▶ Work task 1: In the Chevy Cruze forum thread, which part has Zelex already replaced?
▶ Work task 2: Do these statements agree with the Chevy Cruze forum thread? Answer yes or no for each, and quote the deciding words. (a) Zelex's Cruze has a manual transmission. (b) Blasirl recommends cleaning the MAF with MAF cleaner. (c) Zelex found the MAP sensor dirty enough to impair its performance.
▶ Work task 3: Write the next part of the Chevy Cruze forum thread, picking up after its final sentence.

# Exhaust cam issues?



## Blasirl (Mar 31, 2015)

Zelex said:


> Okay. I am legitimately at a loss for this one.
> 
> I have a 2017 chevy cruze 1.4 turbo automatic transmission. 114k on the clock
> 
> ...


Just looking at what you wrote, I would clean the MAF (using MAF cleaner)t, verify the MAP sensor is ok, 

*P121A code possible causes*

Faulty Fuel Injector
Fuel Injector harness is open or shorted
Fuel Injector circuit poor electrical connection
Read more @ P121a Code - Cylinder Balance Test Injector Restricted
* Chevrolet DTC P121B*
Make:Chevrolet
Code121B
Definition:Mass Air Flow (MAF) Sensor Supply Voltage Control Circuit Low
Description121B Vehicle ON and the engine is not running. The DTC runs continuously when the above conditions are met for greater than 1 s.
Cause:The ECM detects the commanded and actual states of the MAF control circuit do not match for greater than 4 s. 
Read more @ P121B - Chevrolet Diagnostic Trouble Code (DTC) Definition, Causes and Diagnosis


----------



## Zelex (Sep 13, 2021)

Blasirl said:


> Just looking at what you wrote, I would clean the MAF (using MAF cleaner)t, verify the MAP sensor is ok,
> 
> *P121A code possible causes*
> 
> ...


Thank you so much for the reply, 
I have replaced the MAF already, although I can always try cleaning it as well. I cleaned the MAP sensor as well. It was a little gucky, but nothing so bad it looked like it could impede its performance. Although from what I have read these have two MAP sensors?

▶ Data records:

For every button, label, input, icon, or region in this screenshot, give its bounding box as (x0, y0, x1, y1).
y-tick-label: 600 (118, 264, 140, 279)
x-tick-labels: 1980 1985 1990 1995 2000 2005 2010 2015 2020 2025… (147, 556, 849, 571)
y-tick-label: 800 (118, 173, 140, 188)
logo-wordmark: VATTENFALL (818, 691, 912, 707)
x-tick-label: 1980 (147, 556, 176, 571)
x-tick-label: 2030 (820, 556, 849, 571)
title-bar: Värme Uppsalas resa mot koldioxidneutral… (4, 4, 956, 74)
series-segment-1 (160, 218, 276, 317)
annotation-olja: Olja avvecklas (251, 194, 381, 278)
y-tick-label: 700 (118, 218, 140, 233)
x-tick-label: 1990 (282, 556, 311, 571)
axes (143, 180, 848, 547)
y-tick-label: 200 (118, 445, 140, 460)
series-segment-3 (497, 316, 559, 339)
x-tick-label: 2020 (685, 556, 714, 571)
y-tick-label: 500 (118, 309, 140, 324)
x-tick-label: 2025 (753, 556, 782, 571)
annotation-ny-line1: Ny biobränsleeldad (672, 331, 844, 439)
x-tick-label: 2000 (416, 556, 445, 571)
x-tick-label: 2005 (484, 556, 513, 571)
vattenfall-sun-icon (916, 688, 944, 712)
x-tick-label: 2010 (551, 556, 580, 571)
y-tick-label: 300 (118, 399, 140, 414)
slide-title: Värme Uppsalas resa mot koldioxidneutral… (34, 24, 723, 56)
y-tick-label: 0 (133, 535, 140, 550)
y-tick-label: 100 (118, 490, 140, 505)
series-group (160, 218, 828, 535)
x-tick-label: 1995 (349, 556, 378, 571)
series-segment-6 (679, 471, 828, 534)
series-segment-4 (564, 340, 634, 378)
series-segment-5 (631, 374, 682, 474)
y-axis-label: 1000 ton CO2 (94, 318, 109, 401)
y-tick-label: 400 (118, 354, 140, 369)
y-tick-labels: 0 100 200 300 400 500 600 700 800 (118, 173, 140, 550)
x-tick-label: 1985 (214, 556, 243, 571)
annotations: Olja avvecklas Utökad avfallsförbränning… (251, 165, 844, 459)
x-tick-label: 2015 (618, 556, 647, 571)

▶ Response 1: The MAF.

▶ Response 2:
(a) No: "automatic transmission"
(b) Yes: "I would clean the MAF (using MAF cleaner)"
(c) No: "It was a little gucky, but nothing so bad it looked like it could impede its performance."

▶ Response 3:
Thanks


----------



## Blasirl (Mar 31, 2015)

Zelex said:


> P00F4 humidity sensor


I know zilch about this, but here is a picture of one along with the part number:








16-18 Chevy Cruze Windshield Humidity Temperature Sensor 013231068 OEM | eBay


Find many great new & used options and get the best deals for 16-18 Chevy Cruze Windshield Humidity Temperature Sensor 013231068 OEM at the best online prices at eBay! Free shipping for many products!



www.ebay.com




and this is a Chevy TSB, but not for the Cruze.


https://static.nhtsa.gov/odi/tsbs/2019/MC-10155007-9999.pdf


----------



## Zelex (Sep 13, 2021)

Blasirl said:


> I know zilch about this, but here is a picture of one along with the part number:
> 
> 
> 
> ...


I think I may have resolved the ambient temp and humidity ones. Because it looks like the intake pipe coming from the intercooler wasn't completely attached. But I am still getting those three main ones.


----------



## jblackburn (Apr 14, 2012)

The vacuum pump on the drivers side of the camshaft may be failing or a tensioner/guide is allowing slop in the chain.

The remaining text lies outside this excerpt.